■ **GOAL**
Skip the pictures and repeat each line of the data exactly.

■ **Dataset entries**
--- start ---
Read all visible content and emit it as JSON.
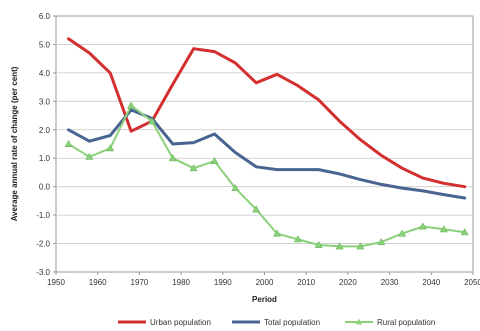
{
  "chart_data": {
    "type": "line",
    "title": "",
    "xlabel": "Period",
    "ylabel": "Average annual rate of change (per cent)",
    "xlim": [
      1950,
      2050
    ],
    "ylim": [
      -3.0,
      6.0
    ],
    "x_ticks": [
      "1950",
      "1960",
      "1970",
      "1980",
      "1990",
      "2000",
      "2010",
      "2020",
      "2030",
      "2040",
      "2050"
    ],
    "y_ticks": [
      "6.0",
      "5.0",
      "4.0",
      "3.0",
      "2.0",
      "1.0",
      "0.0",
      "-1.0",
      "-2.0",
      "-3.0"
    ],
    "grid": "horizontal",
    "legend_position": "bottom",
    "series": [
      {
        "name": "Urban population",
        "color": "#d32f2f",
        "marker": "none",
        "x": [
          1953,
          1958,
          1963,
          1968,
          1973,
          1978,
          1983,
          1988,
          1993,
          1998,
          2003,
          2008,
          2013,
          2018,
          2023,
          2028,
          2033,
          2038,
          2043,
          2048
        ],
        "values": [
          5.2,
          4.7,
          4.0,
          1.95,
          2.3,
          3.6,
          4.85,
          4.75,
          4.35,
          3.65,
          3.95,
          3.55,
          3.05,
          2.3,
          1.65,
          1.1,
          0.65,
          0.3,
          0.12,
          0.0
        ]
      },
      {
        "name": "Total population",
        "color": "#4a6491",
        "marker": "none",
        "x": [
          1953,
          1958,
          1963,
          1968,
          1973,
          1978,
          1983,
          1988,
          1993,
          1998,
          2003,
          2008,
          2013,
          2018,
          2023,
          2028,
          2033,
          2038,
          2043,
          2048
        ],
        "values": [
          2.0,
          1.6,
          1.8,
          2.7,
          2.4,
          1.5,
          1.55,
          1.85,
          1.2,
          0.7,
          0.6,
          0.6,
          0.6,
          0.45,
          0.25,
          0.08,
          -0.05,
          -0.15,
          -0.28,
          -0.4
        ]
      },
      {
        "name": "Rural population",
        "color": "#8bd17a",
        "marker": "triangle",
        "x": [
          1953,
          1958,
          1963,
          1968,
          1973,
          1978,
          1983,
          1988,
          1993,
          1998,
          2003,
          2008,
          2013,
          2018,
          2023,
          2028,
          2033,
          2038,
          2043,
          2048
        ],
        "values": [
          1.5,
          1.05,
          1.35,
          2.85,
          2.3,
          1.0,
          0.65,
          0.9,
          -0.05,
          -0.8,
          -1.65,
          -1.85,
          -2.05,
          -2.1,
          -2.1,
          -1.95,
          -1.65,
          -1.4,
          -1.5,
          -1.6
        ]
      }
    ]
  }
}
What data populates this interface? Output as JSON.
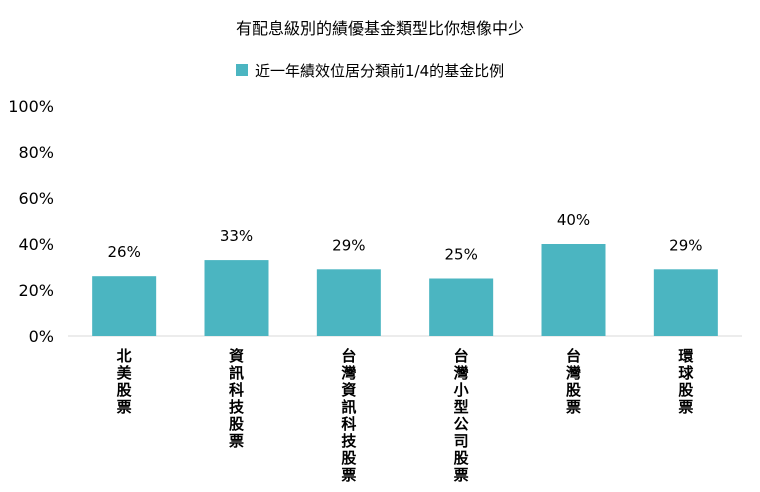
{
  "chart_data": {
    "type": "bar",
    "title": "有配息級別的績優基金類型比你想像中少",
    "categories": [
      "北美股票",
      "資訊科技股票",
      "台灣資訊科技股票",
      "台灣小型公司股票",
      "台灣股票",
      "環球股票"
    ],
    "series": [
      {
        "name": "近一年績效位居分類前1/4的基金比例",
        "values": [
          26,
          33,
          29,
          25,
          40,
          29
        ],
        "color": "#4bb5c1"
      }
    ],
    "data_labels": [
      "26%",
      "33%",
      "29%",
      "25%",
      "40%",
      "29%"
    ],
    "y_ticks": [
      "0%",
      "20%",
      "40%",
      "60%",
      "80%",
      "100%"
    ],
    "ylim": [
      0,
      100
    ],
    "unit": "%",
    "grid": false,
    "legend_position": "top"
  }
}
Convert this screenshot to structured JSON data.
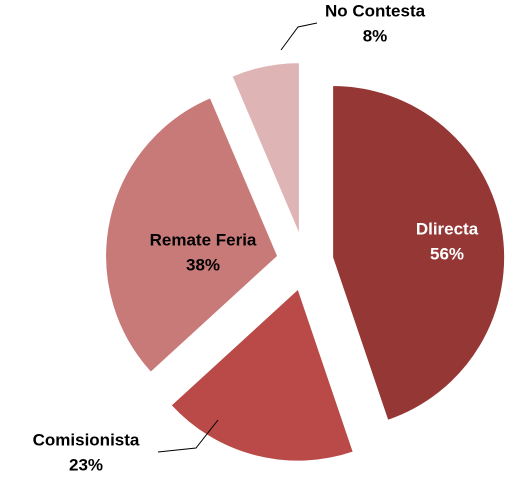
{
  "chart_data": {
    "type": "pie",
    "categories": [
      "Dlirecta",
      "Comisionista",
      "Remate Feria",
      "No Contesta"
    ],
    "values": [
      56,
      23,
      38,
      8
    ],
    "value_labels": [
      "56%",
      "23%",
      "38%",
      "8%"
    ],
    "colors": [
      "#953735",
      "#b94a48",
      "#c87a79",
      "#dfb4b4"
    ]
  }
}
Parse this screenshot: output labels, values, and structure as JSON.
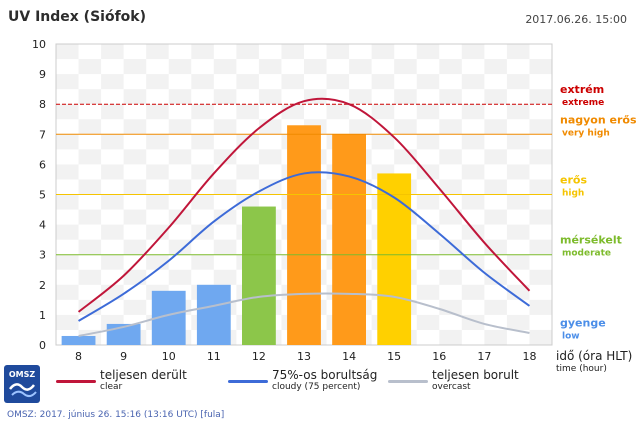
{
  "header": {
    "title": "UV Index (Siófok)",
    "datetime": "2017.06.26. 15:00"
  },
  "levels": [
    {
      "name": "extrém",
      "sub": "extreme",
      "value": 8,
      "color": "#cc0000"
    },
    {
      "name": "nagyon erős",
      "sub": "very high",
      "value": 7,
      "color": "#f08a00"
    },
    {
      "name": "erős",
      "sub": "high",
      "value": 5,
      "color": "#f5c400"
    },
    {
      "name": "mérsékelt",
      "sub": "moderate",
      "value": 3,
      "color": "#7dbb2c"
    },
    {
      "name": "gyenge",
      "sub": "low",
      "value": 0,
      "color": "#4b8ee8"
    }
  ],
  "chart_data": {
    "type": "bar",
    "title": "UV Index (Siófok)",
    "xlabel": "idő (óra HLT)",
    "xlabel_sub": "time (hour)",
    "ylabel": "",
    "ylim": [
      0,
      10
    ],
    "yticks": [
      0,
      1,
      2,
      3,
      4,
      5,
      6,
      7,
      8,
      9,
      10
    ],
    "categories": [
      "8",
      "9",
      "10",
      "11",
      "12",
      "13",
      "14",
      "15",
      "16",
      "17",
      "18"
    ],
    "bars": {
      "x": [
        "8",
        "9",
        "10",
        "11",
        "12",
        "13",
        "14",
        "15"
      ],
      "values": [
        0.3,
        0.7,
        1.8,
        2.0,
        4.6,
        7.3,
        7.0,
        5.7
      ],
      "colors": [
        "#6fa8f0",
        "#6fa8f0",
        "#6fa8f0",
        "#6fa8f0",
        "#8cc64a",
        "#ff9a1a",
        "#ff9a1a",
        "#ffd000"
      ]
    },
    "series": [
      {
        "name": "teljesen derült",
        "sub": "clear",
        "color": "#c0163a",
        "x": [
          8,
          9,
          10,
          11,
          12,
          13,
          14,
          15,
          16,
          17,
          18
        ],
        "values": [
          1.1,
          2.3,
          3.9,
          5.7,
          7.2,
          8.1,
          8.0,
          6.9,
          5.2,
          3.4,
          1.8
        ]
      },
      {
        "name": "75%-os borultság",
        "sub": "cloudy (75 percent)",
        "color": "#3d6bd8",
        "x": [
          8,
          9,
          10,
          11,
          12,
          13,
          14,
          15,
          16,
          17,
          18
        ],
        "values": [
          0.8,
          1.7,
          2.8,
          4.1,
          5.1,
          5.7,
          5.6,
          4.9,
          3.7,
          2.4,
          1.3
        ]
      },
      {
        "name": "teljesen borult",
        "sub": "overcast",
        "color": "#b8bfcc",
        "x": [
          8,
          9,
          10,
          11,
          12,
          13,
          14,
          15,
          16,
          17,
          18
        ],
        "values": [
          0.3,
          0.6,
          1.0,
          1.3,
          1.6,
          1.7,
          1.7,
          1.6,
          1.2,
          0.7,
          0.4
        ]
      }
    ],
    "grid": true,
    "legend": "bottom"
  },
  "logo": {
    "text": "OMSZ"
  },
  "footer": "OMSZ: 2017. június 26. 15:16 (13:16 UTC)  [fula]"
}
--- end ---
■ **TASK SOLUTION**
Read all visible content and emit it as JSON.
{
  "chart_data": {
    "type": "line",
    "title": "",
    "xlabel": "Period",
    "ylabel": "Average annual rate of change (per cent)",
    "xlim": [
      1950,
      2050
    ],
    "ylim": [
      -3.0,
      6.0
    ],
    "x_ticks": [
      "1950",
      "1960",
      "1970",
      "1980",
      "1990",
      "2000",
      "2010",
      "2020",
      "2030",
      "2040",
      "2050"
    ],
    "y_ticks": [
      "6.0",
      "5.0",
      "4.0",
      "3.0",
      "2.0",
      "1.0",
      "0.0",
      "-1.0",
      "-2.0",
      "-3.0"
    ],
    "grid": "horizontal",
    "legend_position": "bottom",
    "series": [
      {
        "name": "Urban population",
        "color": "#d32f2f",
        "marker": "none",
        "x": [
          1953,
          1958,
          1963,
          1968,
          1973,
          1978,
          1983,
          1988,
          1993,
          1998,
          2003,
          2008,
          2013,
          2018,
          2023,
          2028,
          2033,
          2038,
          2043,
          2048
        ],
        "values": [
          5.2,
          4.7,
          4.0,
          1.95,
          2.3,
          3.6,
          4.85,
          4.75,
          4.35,
          3.65,
          3.95,
          3.55,
          3.05,
          2.3,
          1.65,
          1.1,
          0.65,
          0.3,
          0.12,
          0.0
        ]
      },
      {
        "name": "Total population",
        "color": "#4a6491",
        "marker": "none",
        "x": [
          1953,
          1958,
          1963,
          1968,
          1973,
          1978,
          1983,
          1988,
          1993,
          1998,
          2003,
          2008,
          2013,
          2018,
          2023,
          2028,
          2033,
          2038,
          2043,
          2048
        ],
        "values": [
          2.0,
          1.6,
          1.8,
          2.7,
          2.4,
          1.5,
          1.55,
          1.85,
          1.2,
          0.7,
          0.6,
          0.6,
          0.6,
          0.45,
          0.25,
          0.08,
          -0.05,
          -0.15,
          -0.28,
          -0.4
        ]
      },
      {
        "name": "Rural population",
        "color": "#8bd17a",
        "marker": "triangle",
        "x": [
          1953,
          1958,
          1963,
          1968,
          1973,
          1978,
          1983,
          1988,
          1993,
          1998,
          2003,
          2008,
          2013,
          2018,
          2023,
          2028,
          2033,
          2038,
          2043,
          2048
        ],
        "values": [
          1.5,
          1.05,
          1.35,
          2.85,
          2.3,
          1.0,
          0.65,
          0.9,
          -0.05,
          -0.8,
          -1.65,
          -1.85,
          -2.05,
          -2.1,
          -2.1,
          -1.95,
          -1.65,
          -1.4,
          -1.5,
          -1.6
        ]
      }
    ]
  }
}
What data populates this interface? Output as JSON.
{
  "chart_data": {
    "type": "bar",
    "title": "有配息級別的績優基金類型比你想像中少",
    "categories": [
      "北美股票",
      "資訊科技股票",
      "台灣資訊科技股票",
      "台灣小型公司股票",
      "台灣股票",
      "環球股票"
    ],
    "series": [
      {
        "name": "近一年績效位居分類前1/4的基金比例",
        "values": [
          26,
          33,
          29,
          25,
          40,
          29
        ],
        "color": "#4bb5c1"
      }
    ],
    "data_labels": [
      "26%",
      "33%",
      "29%",
      "25%",
      "40%",
      "29%"
    ],
    "y_ticks": [
      "0%",
      "20%",
      "40%",
      "60%",
      "80%",
      "100%"
    ],
    "ylim": [
      0,
      100
    ],
    "unit": "%",
    "grid": false,
    "legend_position": "top"
  }
}
Convert this screenshot to structured JSON data.
{
  "chart_data": {
    "type": "pie",
    "categories": [
      "Dlirecta",
      "Comisionista",
      "Remate Feria",
      "No Contesta"
    ],
    "values": [
      56,
      23,
      38,
      8
    ],
    "value_labels": [
      "56%",
      "23%",
      "38%",
      "8%"
    ],
    "colors": [
      "#953735",
      "#b94a48",
      "#c87a79",
      "#dfb4b4"
    ]
  }
}
Parse this screenshot: output labels, values, and structure as JSON.
{
  "header": {
    "title": "UV Index (Siófok)",
    "datetime": "2017.06.26. 15:00"
  },
  "levels": [
    {
      "name": "extrém",
      "sub": "extreme",
      "value": 8,
      "color": "#cc0000"
    },
    {
      "name": "nagyon erős",
      "sub": "very high",
      "value": 7,
      "color": "#f08a00"
    },
    {
      "name": "erős",
      "sub": "high",
      "value": 5,
      "color": "#f5c400"
    },
    {
      "name": "mérsékelt",
      "sub": "moderate",
      "value": 3,
      "color": "#7dbb2c"
    },
    {
      "name": "gyenge",
      "sub": "low",
      "value": 0,
      "color": "#4b8ee8"
    }
  ],
  "chart_data": {
    "type": "bar",
    "title": "UV Index (Siófok)",
    "xlabel": "idő (óra HLT)",
    "xlabel_sub": "time (hour)",
    "ylabel": "",
    "ylim": [
      0,
      10
    ],
    "yticks": [
      0,
      1,
      2,
      3,
      4,
      5,
      6,
      7,
      8,
      9,
      10
    ],
    "categories": [
      "8",
      "9",
      "10",
      "11",
      "12",
      "13",
      "14",
      "15",
      "16",
      "17",
      "18"
    ],
    "bars": {
      "x": [
        "8",
        "9",
        "10",
        "11",
        "12",
        "13",
        "14",
        "15"
      ],
      "values": [
        0.3,
        0.7,
        1.8,
        2.0,
        4.6,
        7.3,
        7.0,
        5.7
      ],
      "colors": [
        "#6fa8f0",
        "#6fa8f0",
        "#6fa8f0",
        "#6fa8f0",
        "#8cc64a",
        "#ff9a1a",
        "#ff9a1a",
        "#ffd000"
      ]
    },
    "series": [
      {
        "name": "teljesen derült",
        "sub": "clear",
        "color": "#c0163a",
        "x": [
          8,
          9,
          10,
          11,
          12,
          13,
          14,
          15,
          16,
          17,
          18
        ],
        "values": [
          1.1,
          2.3,
          3.9,
          5.7,
          7.2,
          8.1,
          8.0,
          6.9,
          5.2,
          3.4,
          1.8
        ]
      },
      {
        "name": "75%-os borultság",
        "sub": "cloudy (75 percent)",
        "color": "#3d6bd8",
        "x": [
          8,
          9,
          10,
          11,
          12,
          13,
          14,
          15,
          16,
          17,
          18
        ],
        "values": [
          0.8,
          1.7,
          2.8,
          4.1,
          5.1,
          5.7,
          5.6,
          4.9,
          3.7,
          2.4,
          1.3
        ]
      },
      {
        "name": "teljesen borult",
        "sub": "overcast",
        "color": "#b8bfcc",
        "x": [
          8,
          9,
          10,
          11,
          12,
          13,
          14,
          15,
          16,
          17,
          18
        ],
        "values": [
          0.3,
          0.6,
          1.0,
          1.3,
          1.6,
          1.7,
          1.7,
          1.6,
          1.2,
          0.7,
          0.4
        ]
      }
    ],
    "grid": true,
    "legend": "bottom"
  },
  "logo": {
    "text": "OMSZ"
  },
  "footer": "OMSZ: 2017. június 26. 15:16 (13:16 UTC)  [fula]"
}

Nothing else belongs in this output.